**Material supplied**

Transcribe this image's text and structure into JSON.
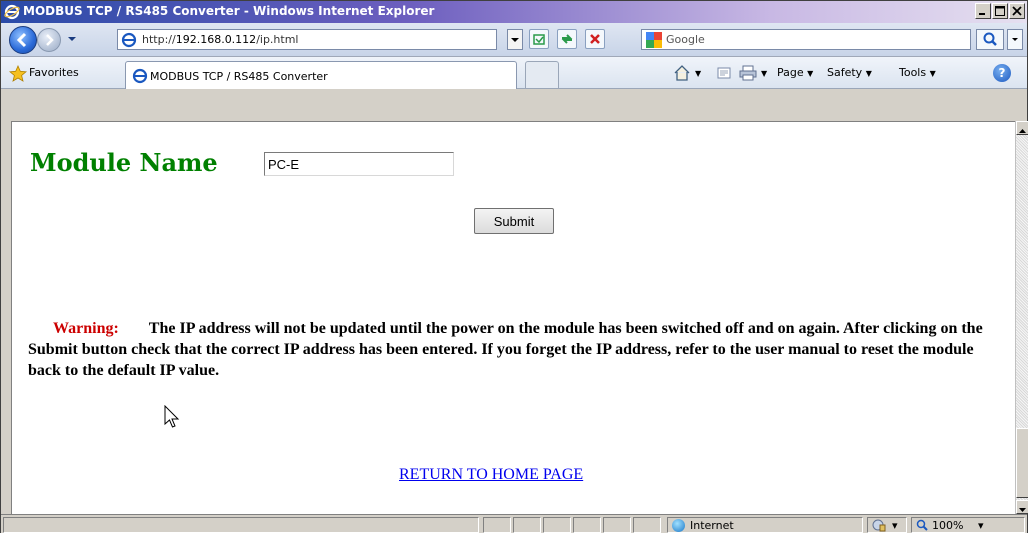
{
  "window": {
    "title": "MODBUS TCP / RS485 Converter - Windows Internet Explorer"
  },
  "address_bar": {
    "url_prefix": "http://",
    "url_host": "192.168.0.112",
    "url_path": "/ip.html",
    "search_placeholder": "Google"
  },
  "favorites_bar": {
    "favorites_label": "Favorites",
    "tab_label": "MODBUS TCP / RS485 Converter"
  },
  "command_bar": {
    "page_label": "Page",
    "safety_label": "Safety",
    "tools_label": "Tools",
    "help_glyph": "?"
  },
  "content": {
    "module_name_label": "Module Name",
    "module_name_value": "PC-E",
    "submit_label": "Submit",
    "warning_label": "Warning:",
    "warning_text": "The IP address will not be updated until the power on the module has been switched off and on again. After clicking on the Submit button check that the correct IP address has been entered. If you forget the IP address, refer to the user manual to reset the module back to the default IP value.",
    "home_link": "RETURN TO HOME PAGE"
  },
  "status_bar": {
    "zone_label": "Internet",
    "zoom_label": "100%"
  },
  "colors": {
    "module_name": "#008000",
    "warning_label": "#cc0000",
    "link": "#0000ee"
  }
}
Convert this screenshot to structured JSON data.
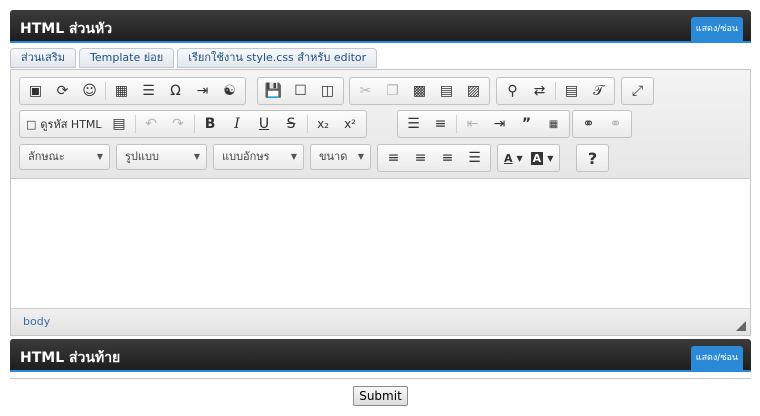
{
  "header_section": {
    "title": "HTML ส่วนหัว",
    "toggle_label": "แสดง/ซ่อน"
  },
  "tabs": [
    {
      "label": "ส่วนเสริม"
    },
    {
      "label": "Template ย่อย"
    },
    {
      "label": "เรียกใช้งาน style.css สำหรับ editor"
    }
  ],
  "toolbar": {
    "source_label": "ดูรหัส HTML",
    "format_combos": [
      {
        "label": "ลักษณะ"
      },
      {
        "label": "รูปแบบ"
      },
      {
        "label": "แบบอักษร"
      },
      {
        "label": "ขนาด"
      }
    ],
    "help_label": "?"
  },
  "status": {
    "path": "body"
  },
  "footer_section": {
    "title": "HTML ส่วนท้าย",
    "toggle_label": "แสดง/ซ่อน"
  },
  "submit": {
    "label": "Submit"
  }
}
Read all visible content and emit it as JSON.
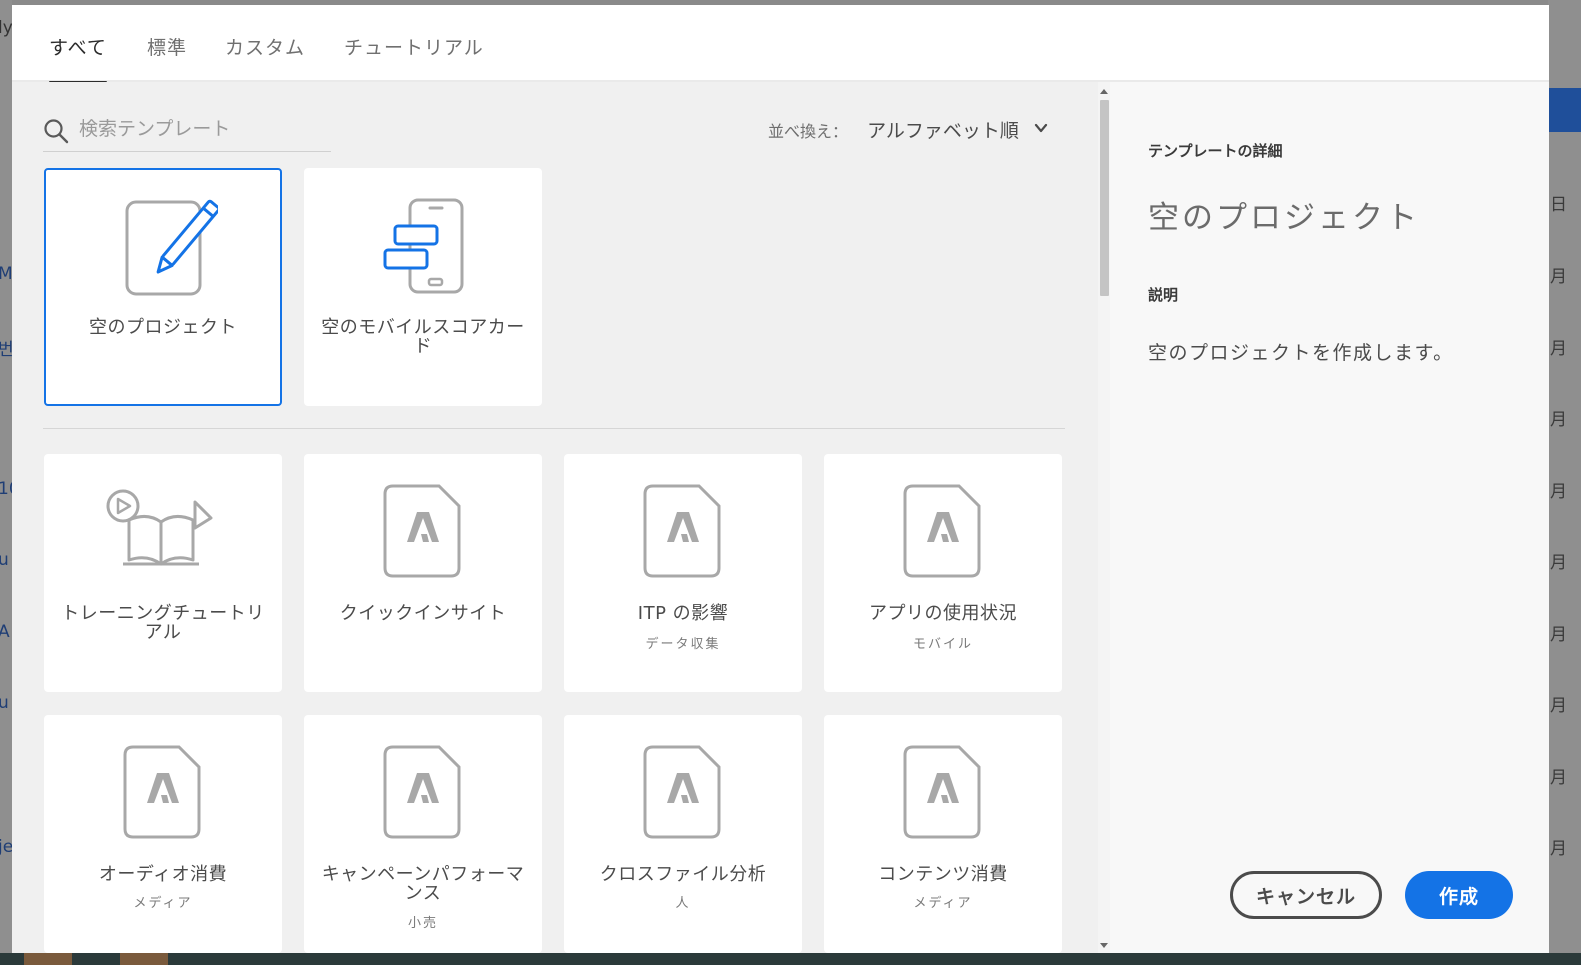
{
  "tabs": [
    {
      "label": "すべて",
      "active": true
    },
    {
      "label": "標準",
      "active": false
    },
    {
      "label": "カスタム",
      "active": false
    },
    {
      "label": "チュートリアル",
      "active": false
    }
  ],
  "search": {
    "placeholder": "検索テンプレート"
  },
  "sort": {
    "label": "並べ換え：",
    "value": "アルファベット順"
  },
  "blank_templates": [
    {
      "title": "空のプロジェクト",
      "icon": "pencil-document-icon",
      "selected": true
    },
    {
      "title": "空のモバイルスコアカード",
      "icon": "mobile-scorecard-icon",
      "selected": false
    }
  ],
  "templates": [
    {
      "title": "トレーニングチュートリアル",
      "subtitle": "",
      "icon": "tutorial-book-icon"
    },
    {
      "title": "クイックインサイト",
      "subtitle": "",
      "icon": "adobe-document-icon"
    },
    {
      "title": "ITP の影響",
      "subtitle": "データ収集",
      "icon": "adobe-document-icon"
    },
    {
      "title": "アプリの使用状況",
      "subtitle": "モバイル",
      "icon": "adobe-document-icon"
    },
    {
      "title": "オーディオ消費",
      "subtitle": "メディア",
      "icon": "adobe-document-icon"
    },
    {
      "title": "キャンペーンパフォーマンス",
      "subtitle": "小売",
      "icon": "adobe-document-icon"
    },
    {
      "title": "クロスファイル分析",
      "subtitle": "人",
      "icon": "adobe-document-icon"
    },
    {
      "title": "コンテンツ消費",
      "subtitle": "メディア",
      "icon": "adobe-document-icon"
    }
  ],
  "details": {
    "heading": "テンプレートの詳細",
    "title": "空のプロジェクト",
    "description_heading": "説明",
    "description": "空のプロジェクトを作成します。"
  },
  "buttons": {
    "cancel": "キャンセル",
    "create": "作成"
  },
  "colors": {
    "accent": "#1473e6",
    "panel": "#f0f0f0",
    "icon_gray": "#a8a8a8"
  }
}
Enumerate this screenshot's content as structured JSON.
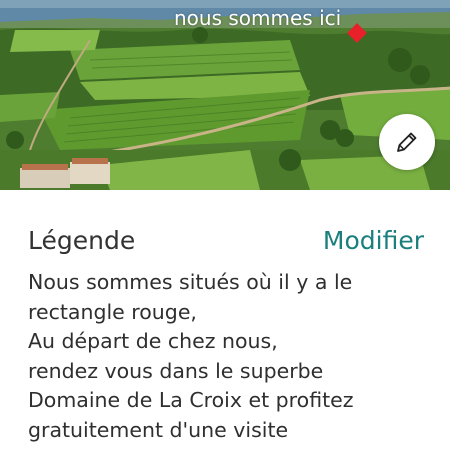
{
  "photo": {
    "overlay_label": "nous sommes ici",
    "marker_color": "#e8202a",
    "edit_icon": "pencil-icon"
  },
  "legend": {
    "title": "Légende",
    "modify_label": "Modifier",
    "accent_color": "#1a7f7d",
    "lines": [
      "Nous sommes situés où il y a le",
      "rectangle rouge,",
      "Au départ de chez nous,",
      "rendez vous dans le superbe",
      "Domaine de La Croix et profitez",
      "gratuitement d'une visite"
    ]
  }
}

**Directions for this task**
Except for the pictures, copy the material above exactly.

**Exercise answer**
Transcribe this image's text and structure into JSON.
{
  "window": {
    "title": "MODBUS TCP / RS485 Converter - Windows Internet Explorer"
  },
  "address_bar": {
    "url_prefix": "http://",
    "url_host": "192.168.0.112",
    "url_path": "/ip.html",
    "search_placeholder": "Google"
  },
  "favorites_bar": {
    "favorites_label": "Favorites",
    "tab_label": "MODBUS TCP / RS485 Converter"
  },
  "command_bar": {
    "page_label": "Page",
    "safety_label": "Safety",
    "tools_label": "Tools",
    "help_glyph": "?"
  },
  "content": {
    "module_name_label": "Module Name",
    "module_name_value": "PC-E",
    "submit_label": "Submit",
    "warning_label": "Warning:",
    "warning_text": "The IP address will not be updated until the power on the module has been switched off and on again. After clicking on the Submit button check that the correct IP address has been entered. If you forget the IP address, refer to the user manual to reset the module back to the default IP value.",
    "home_link": "RETURN TO HOME PAGE"
  },
  "status_bar": {
    "zone_label": "Internet",
    "zoom_label": "100%"
  },
  "colors": {
    "module_name": "#008000",
    "warning_label": "#cc0000",
    "link": "#0000ee"
  }
}
Convert this screenshot to structured JSON data.
{
  "header_section": {
    "title": "HTML ส่วนหัว",
    "toggle_label": "แสดง/ซ่อน"
  },
  "tabs": [
    {
      "label": "ส่วนเสริม"
    },
    {
      "label": "Template ย่อย"
    },
    {
      "label": "เรียกใช้งาน style.css สำหรับ editor"
    }
  ],
  "toolbar": {
    "source_label": "ดูรหัส HTML",
    "format_combos": [
      {
        "label": "ลักษณะ"
      },
      {
        "label": "รูปแบบ"
      },
      {
        "label": "แบบอักษร"
      },
      {
        "label": "ขนาด"
      }
    ],
    "help_label": "?"
  },
  "status": {
    "path": "body"
  },
  "footer_section": {
    "title": "HTML ส่วนท้าย",
    "toggle_label": "แสดง/ซ่อน"
  },
  "submit": {
    "label": "Submit"
  }
}
Read all visible content and emit it as JSON.
{
  "tabs": [
    {
      "label": "すべて",
      "active": true
    },
    {
      "label": "標準",
      "active": false
    },
    {
      "label": "カスタム",
      "active": false
    },
    {
      "label": "チュートリアル",
      "active": false
    }
  ],
  "search": {
    "placeholder": "検索テンプレート"
  },
  "sort": {
    "label": "並べ換え：",
    "value": "アルファベット順"
  },
  "blank_templates": [
    {
      "title": "空のプロジェクト",
      "icon": "pencil-document-icon",
      "selected": true
    },
    {
      "title": "空のモバイルスコアカード",
      "icon": "mobile-scorecard-icon",
      "selected": false
    }
  ],
  "templates": [
    {
      "title": "トレーニングチュートリアル",
      "subtitle": "",
      "icon": "tutorial-book-icon"
    },
    {
      "title": "クイックインサイト",
      "subtitle": "",
      "icon": "adobe-document-icon"
    },
    {
      "title": "ITP の影響",
      "subtitle": "データ収集",
      "icon": "adobe-document-icon"
    },
    {
      "title": "アプリの使用状況",
      "subtitle": "モバイル",
      "icon": "adobe-document-icon"
    },
    {
      "title": "オーディオ消費",
      "subtitle": "メディア",
      "icon": "adobe-document-icon"
    },
    {
      "title": "キャンペーンパフォーマンス",
      "subtitle": "小売",
      "icon": "adobe-document-icon"
    },
    {
      "title": "クロスファイル分析",
      "subtitle": "人",
      "icon": "adobe-document-icon"
    },
    {
      "title": "コンテンツ消費",
      "subtitle": "メディア",
      "icon": "adobe-document-icon"
    }
  ],
  "details": {
    "heading": "テンプレートの詳細",
    "title": "空のプロジェクト",
    "description_heading": "説明",
    "description": "空のプロジェクトを作成します。"
  },
  "buttons": {
    "cancel": "キャンセル",
    "create": "作成"
  },
  "colors": {
    "accent": "#1473e6",
    "panel": "#f0f0f0",
    "icon_gray": "#a8a8a8"
  }
}
Enumerate this screenshot's content as structured JSON.
{
  "photo": {
    "overlay_label": "nous sommes ici",
    "marker_color": "#e8202a",
    "edit_icon": "pencil-icon"
  },
  "legend": {
    "title": "Légende",
    "modify_label": "Modifier",
    "accent_color": "#1a7f7d",
    "lines": [
      "Nous sommes situés où il y a le",
      "rectangle rouge,",
      "Au départ de chez nous,",
      "rendez vous dans le superbe",
      "Domaine de La Croix et profitez",
      "gratuitement d'une visite"
    ]
  }
}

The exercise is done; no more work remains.